--- BEGIN Excerpted records ---
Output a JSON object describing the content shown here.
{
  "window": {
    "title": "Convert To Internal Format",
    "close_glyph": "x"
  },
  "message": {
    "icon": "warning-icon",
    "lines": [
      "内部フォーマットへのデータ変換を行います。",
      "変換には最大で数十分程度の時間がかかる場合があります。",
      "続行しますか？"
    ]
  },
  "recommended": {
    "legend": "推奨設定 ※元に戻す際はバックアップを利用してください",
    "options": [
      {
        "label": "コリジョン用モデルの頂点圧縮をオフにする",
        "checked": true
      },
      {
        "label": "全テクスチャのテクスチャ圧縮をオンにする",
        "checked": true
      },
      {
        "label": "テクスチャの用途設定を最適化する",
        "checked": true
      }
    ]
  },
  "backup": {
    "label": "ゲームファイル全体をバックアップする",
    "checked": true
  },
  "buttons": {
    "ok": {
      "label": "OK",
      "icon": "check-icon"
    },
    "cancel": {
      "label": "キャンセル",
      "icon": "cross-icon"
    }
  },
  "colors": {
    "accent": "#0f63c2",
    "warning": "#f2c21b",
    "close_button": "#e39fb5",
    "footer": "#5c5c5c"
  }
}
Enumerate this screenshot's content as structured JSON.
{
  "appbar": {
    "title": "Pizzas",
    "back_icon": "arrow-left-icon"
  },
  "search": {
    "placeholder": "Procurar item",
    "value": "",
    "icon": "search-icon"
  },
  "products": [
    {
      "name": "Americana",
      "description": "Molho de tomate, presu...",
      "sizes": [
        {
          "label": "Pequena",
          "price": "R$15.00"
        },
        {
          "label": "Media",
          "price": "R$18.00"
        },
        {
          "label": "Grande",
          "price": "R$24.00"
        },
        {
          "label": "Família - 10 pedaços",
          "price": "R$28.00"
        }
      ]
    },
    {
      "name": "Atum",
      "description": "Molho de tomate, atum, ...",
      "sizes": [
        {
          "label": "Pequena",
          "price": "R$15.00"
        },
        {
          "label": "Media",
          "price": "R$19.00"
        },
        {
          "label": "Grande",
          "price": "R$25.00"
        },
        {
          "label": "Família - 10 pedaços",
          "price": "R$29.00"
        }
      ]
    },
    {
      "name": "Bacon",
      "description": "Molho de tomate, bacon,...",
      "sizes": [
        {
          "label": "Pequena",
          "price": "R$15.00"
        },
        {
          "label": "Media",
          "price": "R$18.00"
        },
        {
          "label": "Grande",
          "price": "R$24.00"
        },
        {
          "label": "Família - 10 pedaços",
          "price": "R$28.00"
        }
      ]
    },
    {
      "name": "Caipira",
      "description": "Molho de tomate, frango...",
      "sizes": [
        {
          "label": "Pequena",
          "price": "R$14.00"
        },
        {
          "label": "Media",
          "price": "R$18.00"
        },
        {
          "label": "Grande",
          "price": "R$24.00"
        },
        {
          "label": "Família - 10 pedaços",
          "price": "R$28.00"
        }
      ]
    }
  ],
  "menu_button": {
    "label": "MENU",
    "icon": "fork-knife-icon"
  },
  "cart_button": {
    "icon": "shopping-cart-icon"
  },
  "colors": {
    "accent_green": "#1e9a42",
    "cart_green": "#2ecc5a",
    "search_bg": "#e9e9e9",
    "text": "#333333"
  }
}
--- END Excerpted records ---
→ **Exercise prompt**
Give the count of lines in the listing that hold the word "description", with no other text.

→ **Exercise response**
4